→ **WHAT THE TASK REQUIRES**
Will you output all of the data below exactly, omitting the images?

Collection entries:
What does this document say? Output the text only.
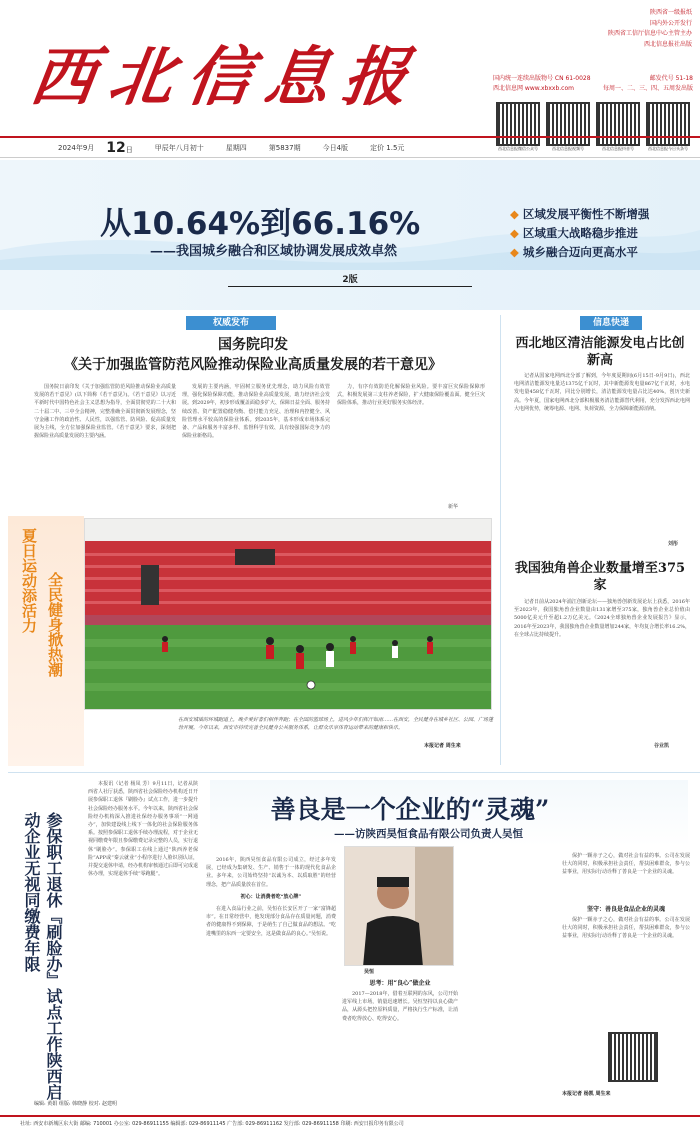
西北信息报
陕西省一级报纸
国内外公开发行
陕西省工信厅信息中心主管主办
西北信息报社出版
国内统一连续出版物号 CN 61-0028	邮发代号 51-18
西北信息网 www.xbxxb.com	每周一、二、三、四、五周发出版
西北信息报微信公众号	西北信息报视频号	西北信息报抖音号	西北信息报今日头条号
2024年9月 12日	甲辰年八月初十	星期四	第5837期	今日4版	定价 1.5元
从10.64%到66.16%
——我国城乡融合和区域协调发展成效卓然
◆ 区域发展平衡性不断增强
◆ 区域重大战略稳步推进
◆ 城乡融合迈向更高水平
2版
权威发布
国务院印发
《关于加强监管防范风险推动保险业高质量发展的若干意见》

国务院日前印发《关于加强监管防范风险推动保险业高质量发展的若干意见》(以下简称《若干意见》)。《若干意见》以习近平新时代中国特色社会主义思想为指导，全面贯彻党的二十大和二十届二中、三中全会精神，完整准确全面贯彻新发展理念，坚守金融工作的政治性、人民性，以强监管、防风险、促高质量发展为主线，全方位加强保险业监管。《若干意见》要求，深刻把握保险业高质量发展的主要内涵。

发展的主要内涵，牢固树立服务优先理念，助力风险有效管理，强化保险保障功能，推动保险业高质量发展，助力经济社会发展。到2029年，初步形成覆盖面稳步扩大、保障日益全面、服务持续改善、资产配置稳健均衡、偿付能力充足、治理和内控健全、风险管理水平较高的保险业体系。到2035年，基本形成市场体系完备、产品和服务丰富多样、监督科学有效、具有较强国际竞争力的保险业新格局。

力，有序有效防范化解保险业风险。要丰富巨灾保险保障形式，积极发展第三支柱养老保险，扩大健康保险覆盖面。健全巨灾保险体系，推动行业更好服务实体经济。

新华
信息快递
西北地区清洁能源发电占比创新高

记者从国家电网西北分部了解到，今年度夏期间(6月15日-9月9日)，西北电网清洁能源发电量达1375亿千瓦时，其中新能源发电量867亿千瓦时，水电发电量458亿千瓦时，同比分别增长，清洁能源发电量占比达40%，创历史新高。今年夏，国家电网西北分部积极服务清洁能源替代利用，充分发挥西北电网大电网优势，统筹电源、电网、负荷资源，全力保障新能源消纳。

刘彤
我国独角兽企业数量增至375家

记者日前从2024年浦江创新论坛——独角兽创新发展论坛上获悉，2016年至2023年，我国独角兽企业数量由131家增至375家，独角兽企业总价值由5000亿美元升至超1.2万亿美元。《2024全球独角兽企业发展报告》显示，2016年至2023年，我国独角兽企业数量增加244家，年均复合增长率16.2%，在全球占比持续提升。

谷业凯
夏日运动添活力 全民健身掀热潮
在西安城墙的环城跑道上，晚步爱好者们相伴奔跑；在全国的篮球场上，进风少年们挥汗如雨……在西安，全民健身在城乡社区、公园、广场蓬勃开展。今年以来，西安市持续完善全民健身公共服务体系，让群众乐享体育运动带来的健康和快乐。
本报记者 周生来
参保职工退休『刷脸办』试点工作陕西启动企业无视同缴费年限

本报讯（记者 杨凤 芳）9月11日，记者从陕西省人社厅获悉，陕西省社会保险经办机构近日开展参保职工退休『刷脸办』试点工作，进一步提升社会保险经办服务水平。今年以来，陕西省社会保险经办机构深入推进社保经办服务事项“一网通办”，加快建设线上线下一体化的社会保险服务体系。按照参保职工退休手续办理流程，对于企业无视同缴费年限且参保缴费记录完整的人员，实行退休“刷脸办”。参保职工在线上通过“陕西养老保险”APP或“秦云就业”小程序进行人脸识别认证，并提交退休申请，经办机构审核通过后即可完成退休办理，实现退休手续“零跑腿”。

编辑: 黄娟 组版: 韩晓静 校对: 赵建明
善良是一个企业的“灵魂”
——访陕西昊恒食品有限公司负责人吴恒

2016年，陕西昊恒食品有限公司成立，经过多年发展，已经成为集研发、生产、销售于一体的现代化食品企业。多年来，公司始终坚持“以诚为本、以质取胜”的经营理念，把产品质量放在首位。

初心：让消费者吃“放心牌”

在进入食品行业之前，吴恒在长安区开了一家“富锋超市”。在日常经营中，他发现部分食品存在质量问题，消费者的健康得不到保障，于是萌生了自己做食品的想法。“吃进嘴里的东西一定要安全，这是做食品的良心。”吴恒说。

吴恒
思考：用“良心”做企业

2017—2018年，借着互联网的东风，公司开始进军线上市场，销量迅速增长。吴恒坚持以良心做产品，从源头把控原料质量，严格执行生产标准，让消费者吃得放心、吃得安心。

保护一颗赤子之心，做对社会有益的事。公司在发展壮大的同时，积极承担社会责任，帮扶困难群众，参与公益事业，用实际行动诠释了善良是一个企业的灵魂。

坚守：善良是食品企业的灵魂

保护一颗赤子之心，做对社会有益的事。公司在发展壮大的同时，积极承担社会责任，帮扶困难群众，参与公益事业，用实际行动诠释了善良是一个企业的灵魂。

本报记者 杨凯 周生来
社址: 西安市新城区东大街 邮编: 710001 办公室: 029-86911155 编辑部: 029-86911145 广告部: 029-86911162 发行部: 029-86911158 印刷: 西安日报印务有限公司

→ **ANSWER**
What does this document say? Output the text only.
西北信息报
陕西省一级报纸
国内外公开发行
陕西省工信厅信息中心主管主办
西北信息报社出版
国内统一连续出版物号 CN 61-0028	邮发代号 51-18
西北信息网 www.xbxxb.com	每周一、二、三、四、五周发出版
西北信息报微信公众号	西北信息报视频号	西北信息报抖音号	西北信息报今日头条号
2024年9月 12日	甲辰年八月初十	星期四	第5837期	今日4版	定价 1.5元
从10.64%到66.16%
——我国城乡融合和区域协调发展成效卓然
◆ 区域发展平衡性不断增强
◆ 区域重大战略稳步推进
◆ 城乡融合迈向更高水平
2版
权威发布
国务院印发
《关于加强监管防范风险推动保险业高质量发展的若干意见》

国务院日前印发《关于加强监管防范风险推动保险业高质量发展的若干意见》(以下简称《若干意见》)。《若干意见》以习近平新时代中国特色社会主义思想为指导，全面贯彻党的二十大和二十届二中、三中全会精神，完整准确全面贯彻新发展理念，坚守金融工作的政治性、人民性，以强监管、防风险、促高质量发展为主线，全方位加强保险业监管。《若干意见》要求，深刻把握保险业高质量发展的主要内涵。

发展的主要内涵，牢固树立服务优先理念，助力风险有效管理，强化保险保障功能，推动保险业高质量发展，助力经济社会发展。到2029年，初步形成覆盖面稳步扩大、保障日益全面、服务持续改善、资产配置稳健均衡、偿付能力充足、治理和内控健全、风险管理水平较高的保险业体系。到2035年，基本形成市场体系完备、产品和服务丰富多样、监督科学有效、具有较强国际竞争力的保险业新格局。

力，有序有效防范化解保险业风险。要丰富巨灾保险保障形式，积极发展第三支柱养老保险，扩大健康保险覆盖面。健全巨灾保险体系，推动行业更好服务实体经济。

新华
信息快递
西北地区清洁能源发电占比创新高

记者从国家电网西北分部了解到，今年度夏期间(6月15日-9月9日)，西北电网清洁能源发电量达1375亿千瓦时，其中新能源发电量867亿千瓦时，水电发电量458亿千瓦时，同比分别增长，清洁能源发电量占比达40%，创历史新高。今年夏，国家电网西北分部积极服务清洁能源替代利用，充分发挥西北电网大电网优势，统筹电源、电网、负荷资源，全力保障新能源消纳。

刘彤
我国独角兽企业数量增至375家

记者日前从2024年浦江创新论坛——独角兽创新发展论坛上获悉，2016年至2023年，我国独角兽企业数量由131家增至375家，独角兽企业总价值由5000亿美元升至超1.2万亿美元。《2024全球独角兽企业发展报告》显示，2016年至2023年，我国独角兽企业数量增加244家，年均复合增长率16.2%，在全球占比持续提升。

谷业凯
夏日运动添活力 全民健身掀热潮
在西安城墙的环城跑道上，晚步爱好者们相伴奔跑；在全国的篮球场上，进风少年们挥汗如雨……在西安，全民健身在城乡社区、公园、广场蓬勃开展。今年以来，西安市持续完善全民健身公共服务体系，让群众乐享体育运动带来的健康和快乐。
本报记者 周生来
参保职工退休『刷脸办』试点工作陕西启动企业无视同缴费年限

本报讯（记者 杨凤 芳）9月11日，记者从陕西省人社厅获悉，陕西省社会保险经办机构近日开展参保职工退休『刷脸办』试点工作，进一步提升社会保险经办服务水平。今年以来，陕西省社会保险经办机构深入推进社保经办服务事项“一网通办”，加快建设线上线下一体化的社会保险服务体系。按照参保职工退休手续办理流程，对于企业无视同缴费年限且参保缴费记录完整的人员，实行退休“刷脸办”。参保职工在线上通过“陕西养老保险”APP或“秦云就业”小程序进行人脸识别认证，并提交退休申请，经办机构审核通过后即可完成退休办理，实现退休手续“零跑腿”。

编辑: 黄娟 组版: 韩晓静 校对: 赵建明
善良是一个企业的“灵魂”
——访陕西昊恒食品有限公司负责人吴恒

2016年，陕西昊恒食品有限公司成立，经过多年发展，已经成为集研发、生产、销售于一体的现代化食品企业。多年来，公司始终坚持“以诚为本、以质取胜”的经营理念，把产品质量放在首位。

初心：让消费者吃“放心牌”

在进入食品行业之前，吴恒在长安区开了一家“富锋超市”。在日常经营中，他发现部分食品存在质量问题，消费者的健康得不到保障，于是萌生了自己做食品的想法。“吃进嘴里的东西一定要安全，这是做食品的良心。”吴恒说。

吴恒
思考：用“良心”做企业

2017—2018年，借着互联网的东风，公司开始进军线上市场，销量迅速增长。吴恒坚持以良心做产品，从源头把控原料质量，严格执行生产标准，让消费者吃得放心、吃得安心。

保护一颗赤子之心，做对社会有益的事。公司在发展壮大的同时，积极承担社会责任，帮扶困难群众，参与公益事业，用实际行动诠释了善良是一个企业的灵魂。

坚守：善良是食品企业的灵魂

保护一颗赤子之心，做对社会有益的事。公司在发展壮大的同时，积极承担社会责任，帮扶困难群众，参与公益事业，用实际行动诠释了善良是一个企业的灵魂。

本报记者 杨凯 周生来
社址: 西安市新城区东大街 邮编: 710001 办公室: 029-86911155 编辑部: 029-86911145 广告部: 029-86911162 发行部: 029-86911158 印刷: 西安日报印务有限公司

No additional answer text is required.